*Objective:* Without the pictures, copy the entries below word for word.
┌─ Provided entries
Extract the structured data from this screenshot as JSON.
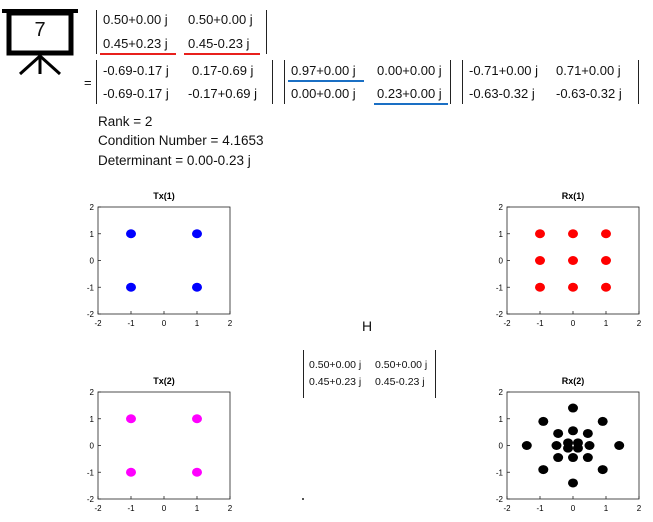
{
  "slide_number": "7",
  "equals_sign": "=",
  "H_label": "H",
  "matrix_H": {
    "rows": [
      [
        "0.50+0.00 j",
        "0.50+0.00 j"
      ],
      [
        "0.45+0.23 j",
        "0.45-0.23 j"
      ]
    ],
    "underline_color": "#e8201c"
  },
  "matrix_U": {
    "rows": [
      [
        "-0.69-0.17 j",
        "0.17-0.69 j"
      ],
      [
        "-0.69-0.17 j",
        "-0.17+0.69 j"
      ]
    ]
  },
  "matrix_S": {
    "rows": [
      [
        "0.97+0.00 j",
        "0.00+0.00 j"
      ],
      [
        "0.00+0.00 j",
        "0.23+0.00 j"
      ]
    ],
    "underline_color": "#1a6fc4"
  },
  "matrix_V": {
    "rows": [
      [
        "-0.71+0.00 j",
        "0.71+0.00 j"
      ],
      [
        "-0.63-0.32 j",
        "-0.63-0.32 j"
      ]
    ]
  },
  "info": {
    "rank": "Rank = 2",
    "condition_number": "Condition Number = 4.1653",
    "determinant": "Determinant = 0.00-0.23 j"
  },
  "matrix_H_small": {
    "rows": [
      [
        "0.50+0.00 j",
        "0.50+0.00 j"
      ],
      [
        "0.45+0.23 j",
        "0.45-0.23 j"
      ]
    ]
  },
  "chart_data": [
    {
      "type": "scatter",
      "title": "Tx(1)",
      "color": "#0000ff",
      "xlim": [
        -2,
        2
      ],
      "ylim": [
        -2,
        2
      ],
      "xticks": [
        "-2",
        "-1",
        "0",
        "1",
        "2"
      ],
      "yticks": [
        "2",
        "1",
        "0",
        "-1",
        "-2"
      ],
      "points": [
        [
          -1,
          1
        ],
        [
          1,
          1
        ],
        [
          -1,
          -1
        ],
        [
          1,
          -1
        ]
      ]
    },
    {
      "type": "scatter",
      "title": "Rx(1)",
      "color": "#ff0000",
      "xlim": [
        -2,
        2
      ],
      "ylim": [
        -2,
        2
      ],
      "xticks": [
        "-2",
        "-1",
        "0",
        "1",
        "2"
      ],
      "yticks": [
        "2",
        "1",
        "0",
        "-1",
        "-2"
      ],
      "points": [
        [
          -1,
          1
        ],
        [
          0,
          1
        ],
        [
          1,
          1
        ],
        [
          -1,
          0
        ],
        [
          0,
          0
        ],
        [
          1,
          0
        ],
        [
          -1,
          -1
        ],
        [
          0,
          -1
        ],
        [
          1,
          -1
        ]
      ]
    },
    {
      "type": "scatter",
      "title": "Tx(2)",
      "color": "#ff00ff",
      "xlim": [
        -2,
        2
      ],
      "ylim": [
        -2,
        2
      ],
      "xticks": [
        "-2",
        "-1",
        "0",
        "1",
        "2"
      ],
      "yticks": [
        "2",
        "1",
        "0",
        "-1",
        "-2"
      ],
      "points": [
        [
          -1,
          1
        ],
        [
          1,
          1
        ],
        [
          -1,
          -1
        ],
        [
          1,
          -1
        ]
      ]
    },
    {
      "type": "scatter",
      "title": "Rx(2)",
      "color": "#000000",
      "xlim": [
        -2,
        2
      ],
      "ylim": [
        -2,
        2
      ],
      "xticks": [
        "-2",
        "-1",
        "0",
        "1",
        "2"
      ],
      "yticks": [
        "2",
        "1",
        "0",
        "-1",
        "-2"
      ],
      "points": [
        [
          0,
          1.4
        ],
        [
          -0.9,
          0.9
        ],
        [
          0.9,
          0.9
        ],
        [
          -0.45,
          0.45
        ],
        [
          0,
          0.55
        ],
        [
          0.45,
          0.45
        ],
        [
          -1.4,
          0
        ],
        [
          -0.5,
          0
        ],
        [
          -0.15,
          0.1
        ],
        [
          0.15,
          0.1
        ],
        [
          0.5,
          0
        ],
        [
          1.4,
          0
        ],
        [
          -0.45,
          -0.45
        ],
        [
          0,
          -0.45
        ],
        [
          0.45,
          -0.45
        ],
        [
          -0.15,
          -0.1
        ],
        [
          0.15,
          -0.1
        ],
        [
          -0.9,
          -0.9
        ],
        [
          0.9,
          -0.9
        ],
        [
          0,
          -1.4
        ]
      ]
    }
  ]
}
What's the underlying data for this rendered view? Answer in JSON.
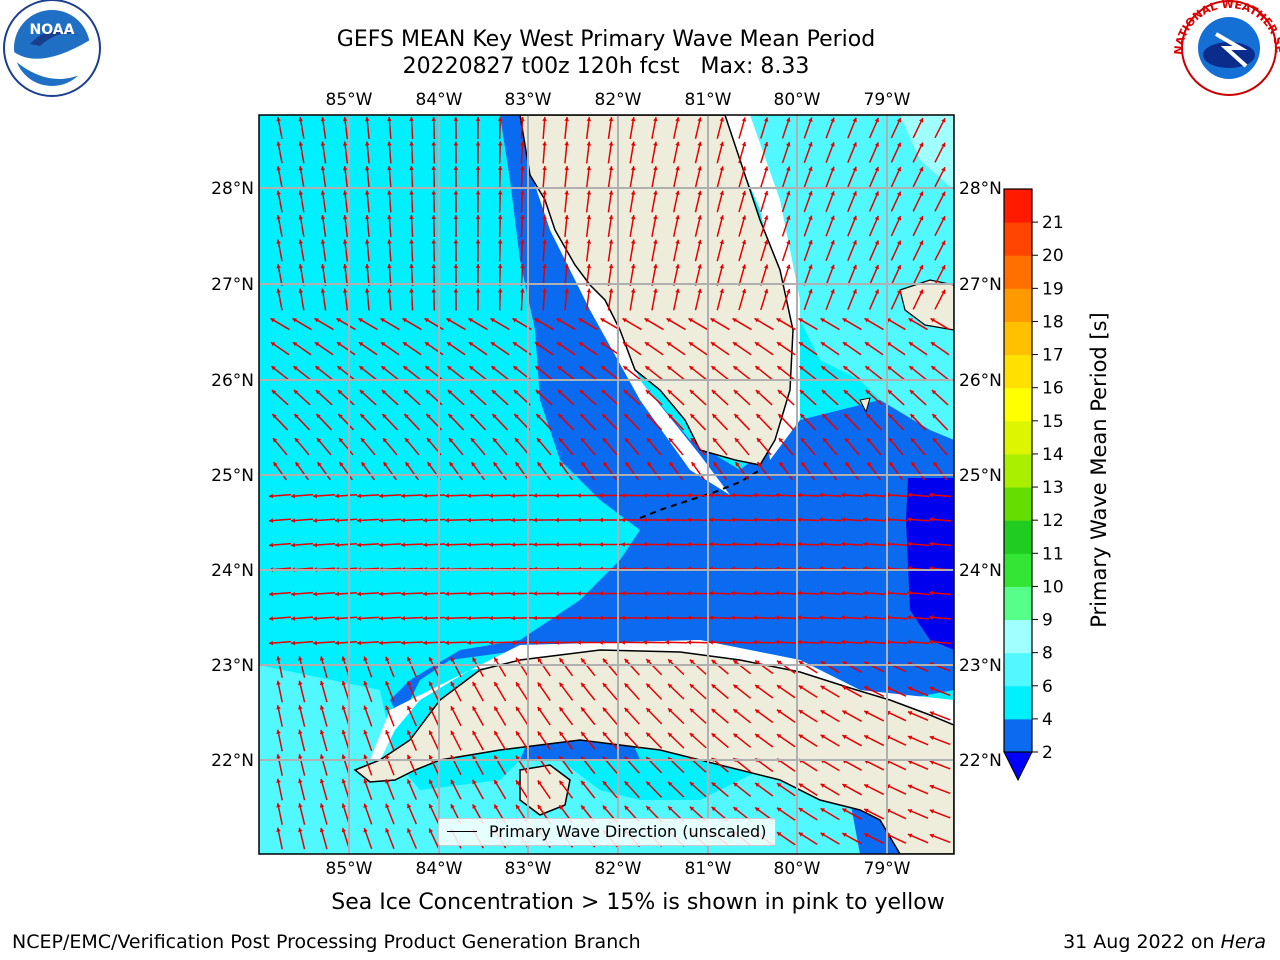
{
  "header": {
    "title_line1": "GEFS MEAN Key West Primary Wave Mean Period",
    "title_line2": "20220827 t00z 120h fcst   Max: 8.33"
  },
  "map": {
    "lon_labels": [
      "85°W",
      "84°W",
      "83°W",
      "82°W",
      "81°W",
      "80°W",
      "79°W"
    ],
    "lat_labels": [
      "28°N",
      "27°N",
      "26°N",
      "25°N",
      "24°N",
      "23°N",
      "22°N"
    ],
    "legend_label": "Primary Wave Direction (unscaled)",
    "arrow_color": "#e60000",
    "land_color": "#eeeddc"
  },
  "colorbar": {
    "label": "Primary Wave Mean Period [s]",
    "ticks": [
      "2",
      "4",
      "6",
      "8",
      "9",
      "10",
      "11",
      "12",
      "13",
      "14",
      "15",
      "16",
      "17",
      "18",
      "19",
      "20",
      "21"
    ],
    "colors": [
      "#0a6af0",
      "#00f0ff",
      "#52f8ff",
      "#a0ffff",
      "#55ff88",
      "#33e633",
      "#1fcc1f",
      "#66dd00",
      "#aaee00",
      "#ddf500",
      "#ffff00",
      "#ffe000",
      "#ffc000",
      "#ff9900",
      "#ff7000",
      "#ff4500",
      "#ff1a00"
    ],
    "under_color": "#0000ff"
  },
  "note": "Sea Ice Concentration > 15% is shown in pink to yellow",
  "footer": {
    "left": "NCEP/EMC/Verification Post Processing Product Generation Branch",
    "right_date": "31 Aug 2022 on ",
    "right_host": "Hera"
  },
  "logos": {
    "noaa_text": "NOAA",
    "nws_text": "NATIONAL WEATHER SERVICE"
  }
}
└─
*Written response:*
Extract the structured data from this screenshot as JSON.
{
  "slide_number": "7",
  "equals_sign": "=",
  "H_label": "H",
  "matrix_H": {
    "rows": [
      [
        "0.50+0.00 j",
        "0.50+0.00 j"
      ],
      [
        "0.45+0.23 j",
        "0.45-0.23 j"
      ]
    ],
    "underline_color": "#e8201c"
  },
  "matrix_U": {
    "rows": [
      [
        "-0.69-0.17 j",
        "0.17-0.69 j"
      ],
      [
        "-0.69-0.17 j",
        "-0.17+0.69 j"
      ]
    ]
  },
  "matrix_S": {
    "rows": [
      [
        "0.97+0.00 j",
        "0.00+0.00 j"
      ],
      [
        "0.00+0.00 j",
        "0.23+0.00 j"
      ]
    ],
    "underline_color": "#1a6fc4"
  },
  "matrix_V": {
    "rows": [
      [
        "-0.71+0.00 j",
        "0.71+0.00 j"
      ],
      [
        "-0.63-0.32 j",
        "-0.63-0.32 j"
      ]
    ]
  },
  "info": {
    "rank": "Rank = 2",
    "condition_number": "Condition Number = 4.1653",
    "determinant": "Determinant = 0.00-0.23 j"
  },
  "matrix_H_small": {
    "rows": [
      [
        "0.50+0.00 j",
        "0.50+0.00 j"
      ],
      [
        "0.45+0.23 j",
        "0.45-0.23 j"
      ]
    ]
  },
  "chart_data": [
    {
      "type": "scatter",
      "title": "Tx(1)",
      "color": "#0000ff",
      "xlim": [
        -2,
        2
      ],
      "ylim": [
        -2,
        2
      ],
      "xticks": [
        "-2",
        "-1",
        "0",
        "1",
        "2"
      ],
      "yticks": [
        "2",
        "1",
        "0",
        "-1",
        "-2"
      ],
      "points": [
        [
          -1,
          1
        ],
        [
          1,
          1
        ],
        [
          -1,
          -1
        ],
        [
          1,
          -1
        ]
      ]
    },
    {
      "type": "scatter",
      "title": "Rx(1)",
      "color": "#ff0000",
      "xlim": [
        -2,
        2
      ],
      "ylim": [
        -2,
        2
      ],
      "xticks": [
        "-2",
        "-1",
        "0",
        "1",
        "2"
      ],
      "yticks": [
        "2",
        "1",
        "0",
        "-1",
        "-2"
      ],
      "points": [
        [
          -1,
          1
        ],
        [
          0,
          1
        ],
        [
          1,
          1
        ],
        [
          -1,
          0
        ],
        [
          0,
          0
        ],
        [
          1,
          0
        ],
        [
          -1,
          -1
        ],
        [
          0,
          -1
        ],
        [
          1,
          -1
        ]
      ]
    },
    {
      "type": "scatter",
      "title": "Tx(2)",
      "color": "#ff00ff",
      "xlim": [
        -2,
        2
      ],
      "ylim": [
        -2,
        2
      ],
      "xticks": [
        "-2",
        "-1",
        "0",
        "1",
        "2"
      ],
      "yticks": [
        "2",
        "1",
        "0",
        "-1",
        "-2"
      ],
      "points": [
        [
          -1,
          1
        ],
        [
          1,
          1
        ],
        [
          -1,
          -1
        ],
        [
          1,
          -1
        ]
      ]
    },
    {
      "type": "scatter",
      "title": "Rx(2)",
      "color": "#000000",
      "xlim": [
        -2,
        2
      ],
      "ylim": [
        -2,
        2
      ],
      "xticks": [
        "-2",
        "-1",
        "0",
        "1",
        "2"
      ],
      "yticks": [
        "2",
        "1",
        "0",
        "-1",
        "-2"
      ],
      "points": [
        [
          0,
          1.4
        ],
        [
          -0.9,
          0.9
        ],
        [
          0.9,
          0.9
        ],
        [
          -0.45,
          0.45
        ],
        [
          0,
          0.55
        ],
        [
          0.45,
          0.45
        ],
        [
          -1.4,
          0
        ],
        [
          -0.5,
          0
        ],
        [
          -0.15,
          0.1
        ],
        [
          0.15,
          0.1
        ],
        [
          0.5,
          0
        ],
        [
          1.4,
          0
        ],
        [
          -0.45,
          -0.45
        ],
        [
          0,
          -0.45
        ],
        [
          0.45,
          -0.45
        ],
        [
          -0.15,
          -0.1
        ],
        [
          0.15,
          -0.1
        ],
        [
          -0.9,
          -0.9
        ],
        [
          0.9,
          -0.9
        ],
        [
          0,
          -1.4
        ]
      ]
    }
  ]
}
What's the underlying data for this rendered view? Answer in JSON.
{
  "header": {
    "title_line1": "GEFS MEAN Key West Primary Wave Mean Period",
    "title_line2": "20220827 t00z 120h fcst   Max: 8.33"
  },
  "map": {
    "lon_labels": [
      "85°W",
      "84°W",
      "83°W",
      "82°W",
      "81°W",
      "80°W",
      "79°W"
    ],
    "lat_labels": [
      "28°N",
      "27°N",
      "26°N",
      "25°N",
      "24°N",
      "23°N",
      "22°N"
    ],
    "legend_label": "Primary Wave Direction (unscaled)",
    "arrow_color": "#e60000",
    "land_color": "#eeeddc"
  },
  "colorbar": {
    "label": "Primary Wave Mean Period [s]",
    "ticks": [
      "2",
      "4",
      "6",
      "8",
      "9",
      "10",
      "11",
      "12",
      "13",
      "14",
      "15",
      "16",
      "17",
      "18",
      "19",
      "20",
      "21"
    ],
    "colors": [
      "#0a6af0",
      "#00f0ff",
      "#52f8ff",
      "#a0ffff",
      "#55ff88",
      "#33e633",
      "#1fcc1f",
      "#66dd00",
      "#aaee00",
      "#ddf500",
      "#ffff00",
      "#ffe000",
      "#ffc000",
      "#ff9900",
      "#ff7000",
      "#ff4500",
      "#ff1a00"
    ],
    "under_color": "#0000ff"
  },
  "note": "Sea Ice Concentration > 15% is shown in pink to yellow",
  "footer": {
    "left": "NCEP/EMC/Verification Post Processing Product Generation Branch",
    "right_date": "31 Aug 2022 on ",
    "right_host": "Hera"
  },
  "logos": {
    "noaa_text": "NOAA",
    "nws_text": "NATIONAL WEATHER SERVICE"
  }
}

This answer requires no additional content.